GIVEN TASK:
Produce a verbatim copy of the entries listed below.

AVAILABLE RECORDS:
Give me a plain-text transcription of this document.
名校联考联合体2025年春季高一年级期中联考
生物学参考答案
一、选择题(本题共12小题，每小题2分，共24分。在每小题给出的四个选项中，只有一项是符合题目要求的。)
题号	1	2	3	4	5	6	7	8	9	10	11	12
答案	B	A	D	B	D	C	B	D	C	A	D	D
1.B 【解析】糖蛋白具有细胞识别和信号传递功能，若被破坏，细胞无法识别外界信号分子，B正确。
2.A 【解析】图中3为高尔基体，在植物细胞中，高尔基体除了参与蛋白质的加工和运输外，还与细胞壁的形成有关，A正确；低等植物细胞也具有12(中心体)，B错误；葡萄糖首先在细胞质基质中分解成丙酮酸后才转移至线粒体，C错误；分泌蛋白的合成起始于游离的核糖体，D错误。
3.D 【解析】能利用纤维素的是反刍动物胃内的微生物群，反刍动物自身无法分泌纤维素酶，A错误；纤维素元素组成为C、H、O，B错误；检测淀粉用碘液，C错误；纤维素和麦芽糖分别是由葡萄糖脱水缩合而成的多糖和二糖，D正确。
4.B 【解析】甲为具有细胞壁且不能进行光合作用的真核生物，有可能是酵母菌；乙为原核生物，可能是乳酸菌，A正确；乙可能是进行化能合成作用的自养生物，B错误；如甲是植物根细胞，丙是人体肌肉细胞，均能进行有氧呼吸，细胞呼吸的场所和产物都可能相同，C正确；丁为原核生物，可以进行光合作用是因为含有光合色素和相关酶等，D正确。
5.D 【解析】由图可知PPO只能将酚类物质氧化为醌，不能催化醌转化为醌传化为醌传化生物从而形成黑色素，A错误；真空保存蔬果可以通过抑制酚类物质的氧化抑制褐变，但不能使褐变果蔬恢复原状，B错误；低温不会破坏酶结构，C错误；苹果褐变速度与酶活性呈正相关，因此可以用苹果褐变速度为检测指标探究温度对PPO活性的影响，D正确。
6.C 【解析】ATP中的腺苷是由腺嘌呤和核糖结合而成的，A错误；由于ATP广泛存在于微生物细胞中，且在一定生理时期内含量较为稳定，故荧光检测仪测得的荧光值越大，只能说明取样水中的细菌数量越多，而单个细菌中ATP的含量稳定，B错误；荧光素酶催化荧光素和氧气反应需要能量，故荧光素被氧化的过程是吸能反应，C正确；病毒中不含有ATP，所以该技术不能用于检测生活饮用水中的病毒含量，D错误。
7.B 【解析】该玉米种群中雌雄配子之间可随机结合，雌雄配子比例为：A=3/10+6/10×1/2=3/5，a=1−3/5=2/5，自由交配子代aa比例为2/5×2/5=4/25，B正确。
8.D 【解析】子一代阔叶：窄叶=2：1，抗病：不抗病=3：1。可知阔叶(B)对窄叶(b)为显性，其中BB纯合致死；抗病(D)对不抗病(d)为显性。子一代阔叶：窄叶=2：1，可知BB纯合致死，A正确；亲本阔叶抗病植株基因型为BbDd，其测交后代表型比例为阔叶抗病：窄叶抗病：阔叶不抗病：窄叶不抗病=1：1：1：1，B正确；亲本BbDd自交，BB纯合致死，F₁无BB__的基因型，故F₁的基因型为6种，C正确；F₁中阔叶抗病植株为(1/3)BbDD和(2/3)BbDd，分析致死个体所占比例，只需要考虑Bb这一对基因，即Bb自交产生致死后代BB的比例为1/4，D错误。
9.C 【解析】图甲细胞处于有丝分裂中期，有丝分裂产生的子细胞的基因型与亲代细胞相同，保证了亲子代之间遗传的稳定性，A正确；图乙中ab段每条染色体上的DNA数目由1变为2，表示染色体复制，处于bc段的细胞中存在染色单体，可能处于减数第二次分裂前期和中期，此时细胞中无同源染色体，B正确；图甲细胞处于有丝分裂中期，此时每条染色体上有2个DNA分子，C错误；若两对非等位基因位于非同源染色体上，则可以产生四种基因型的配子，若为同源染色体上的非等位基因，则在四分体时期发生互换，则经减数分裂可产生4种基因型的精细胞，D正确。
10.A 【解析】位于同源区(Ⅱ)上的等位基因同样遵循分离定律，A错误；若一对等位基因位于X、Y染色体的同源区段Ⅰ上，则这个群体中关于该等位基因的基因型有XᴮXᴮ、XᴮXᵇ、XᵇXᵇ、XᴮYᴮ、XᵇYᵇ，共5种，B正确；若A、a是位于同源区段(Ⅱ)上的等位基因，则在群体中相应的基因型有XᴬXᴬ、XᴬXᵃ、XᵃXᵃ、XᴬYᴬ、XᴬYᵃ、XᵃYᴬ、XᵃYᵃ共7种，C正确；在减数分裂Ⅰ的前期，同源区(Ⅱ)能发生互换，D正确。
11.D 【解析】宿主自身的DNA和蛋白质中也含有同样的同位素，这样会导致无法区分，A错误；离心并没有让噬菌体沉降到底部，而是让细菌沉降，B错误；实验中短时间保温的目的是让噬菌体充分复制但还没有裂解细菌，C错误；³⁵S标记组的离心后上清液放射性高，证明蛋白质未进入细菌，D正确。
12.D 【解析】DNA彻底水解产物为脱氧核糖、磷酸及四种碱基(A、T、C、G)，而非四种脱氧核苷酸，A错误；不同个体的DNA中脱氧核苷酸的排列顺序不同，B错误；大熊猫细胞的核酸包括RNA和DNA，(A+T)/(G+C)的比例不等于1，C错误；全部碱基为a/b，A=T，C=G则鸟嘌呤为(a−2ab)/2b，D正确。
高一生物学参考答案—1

THE RESULT:
Give me a plain-text transcription of this document.
名校联考联合体2025年春季高一年级期中联考
生物学参考答案
一、选择题(本题共12小题，每小题2分，共24分。在每小题给出的四个选项中，只有一项是符合题目要求的。)
题号	1	2	3	4	5	6	7	8	9	10	11	12
答案	B	A	D	B	D	C	B	D	C	A	D	D
1.B 【解析】糖蛋白具有细胞识别和信号传递功能，若被破坏，细胞无法识别外界信号分子，B正确。
2.A 【解析】图中3为高尔基体，在植物细胞中，高尔基体除了参与蛋白质的加工和运输外，还与细胞壁的形成有关，A正确；低等植物细胞也具有12(中心体)，B错误；葡萄糖首先在细胞质基质中分解成丙酮酸后才转移至线粒体，C错误；分泌蛋白的合成起始于游离的核糖体，D错误。
3.D 【解析】能利用纤维素的是反刍动物胃内的微生物群，反刍动物自身无法分泌纤维素酶，A错误；纤维素元素组成为C、H、O，B错误；检测淀粉用碘液，C错误；纤维素和麦芽糖分别是由葡萄糖脱水缩合而成的多糖和二糖，D正确。
4.B 【解析】甲为具有细胞壁且不能进行光合作用的真核生物，有可能是酵母菌；乙为原核生物，可能是乳酸菌，A正确；乙可能是进行化能合成作用的自养生物，B错误；如甲是植物根细胞，丙是人体肌肉细胞，均能进行有氧呼吸，细胞呼吸的场所和产物都可能相同，C正确；丁为原核生物，可以进行光合作用是因为含有光合色素和相关酶等，D正确。
5.D 【解析】由图可知PPO只能将酚类物质氧化为醌，不能催化醌转化为醌传化为醌传化生物从而形成黑色素，A错误；真空保存蔬果可以通过抑制酚类物质的氧化抑制褐变，但不能使褐变果蔬恢复原状，B错误；低温不会破坏酶结构，C错误；苹果褐变速度与酶活性呈正相关，因此可以用苹果褐变速度为检测指标探究温度对PPO活性的影响，D正确。
6.C 【解析】ATP中的腺苷是由腺嘌呤和核糖结合而成的，A错误；由于ATP广泛存在于微生物细胞中，且在一定生理时期内含量较为稳定，故荧光检测仪测得的荧光值越大，只能说明取样水中的细菌数量越多，而单个细菌中ATP的含量稳定，B错误；荧光素酶催化荧光素和氧气反应需要能量，故荧光素被氧化的过程是吸能反应，C正确；病毒中不含有ATP，所以该技术不能用于检测生活饮用水中的病毒含量，D错误。
7.B 【解析】该玉米种群中雌雄配子之间可随机结合，雌雄配子比例为：A=3/10+6/10×1/2=3/5，a=1−3/5=2/5，自由交配子代aa比例为2/5×2/5=4/25，B正确。
8.D 【解析】子一代阔叶：窄叶=2：1，抗病：不抗病=3：1。可知阔叶(B)对窄叶(b)为显性，其中BB纯合致死；抗病(D)对不抗病(d)为显性。子一代阔叶：窄叶=2：1，可知BB纯合致死，A正确；亲本阔叶抗病植株基因型为BbDd，其测交后代表型比例为阔叶抗病：窄叶抗病：阔叶不抗病：窄叶不抗病=1：1：1：1，B正确；亲本BbDd自交，BB纯合致死，F₁无BB__的基因型，故F₁的基因型为6种，C正确；F₁中阔叶抗病植株为(1/3)BbDD和(2/3)BbDd，分析致死个体所占比例，只需要考虑Bb这一对基因，即Bb自交产生致死后代BB的比例为1/4，D错误。
9.C 【解析】图甲细胞处于有丝分裂中期，有丝分裂产生的子细胞的基因型与亲代细胞相同，保证了亲子代之间遗传的稳定性，A正确；图乙中ab段每条染色体上的DNA数目由1变为2，表示染色体复制，处于bc段的细胞中存在染色单体，可能处于减数第二次分裂前期和中期，此时细胞中无同源染色体，B正确；图甲细胞处于有丝分裂中期，此时每条染色体上有2个DNA分子，C错误；若两对非等位基因位于非同源染色体上，则可以产生四种基因型的配子，若为同源染色体上的非等位基因，则在四分体时期发生互换，则经减数分裂可产生4种基因型的精细胞，D正确。
10.A 【解析】位于同源区(Ⅱ)上的等位基因同样遵循分离定律，A错误；若一对等位基因位于X、Y染色体的同源区段Ⅰ上，则这个群体中关于该等位基因的基因型有XᴮXᴮ、XᴮXᵇ、XᵇXᵇ、XᴮYᴮ、XᵇYᵇ，共5种，B正确；若A、a是位于同源区段(Ⅱ)上的等位基因，则在群体中相应的基因型有XᴬXᴬ、XᴬXᵃ、XᵃXᵃ、XᴬYᴬ、XᴬYᵃ、XᵃYᴬ、XᵃYᵃ共7种，C正确；在减数分裂Ⅰ的前期，同源区(Ⅱ)能发生互换，D正确。
11.D 【解析】宿主自身的DNA和蛋白质中也含有同样的同位素，这样会导致无法区分，A错误；离心并没有让噬菌体沉降到底部，而是让细菌沉降，B错误；实验中短时间保温的目的是让噬菌体充分复制但还没有裂解细菌，C错误；³⁵S标记组的离心后上清液放射性高，证明蛋白质未进入细菌，D正确。
12.D 【解析】DNA彻底水解产物为脱氧核糖、磷酸及四种碱基(A、T、C、G)，而非四种脱氧核苷酸，A错误；不同个体的DNA中脱氧核苷酸的排列顺序不同，B错误；大熊猫细胞的核酸包括RNA和DNA，(A+T)/(G+C)的比例不等于1，C错误；全部碱基为a/b，A=T，C=G则鸟嘌呤为(a−2ab)/2b，D正确。
高一生物学参考答案—1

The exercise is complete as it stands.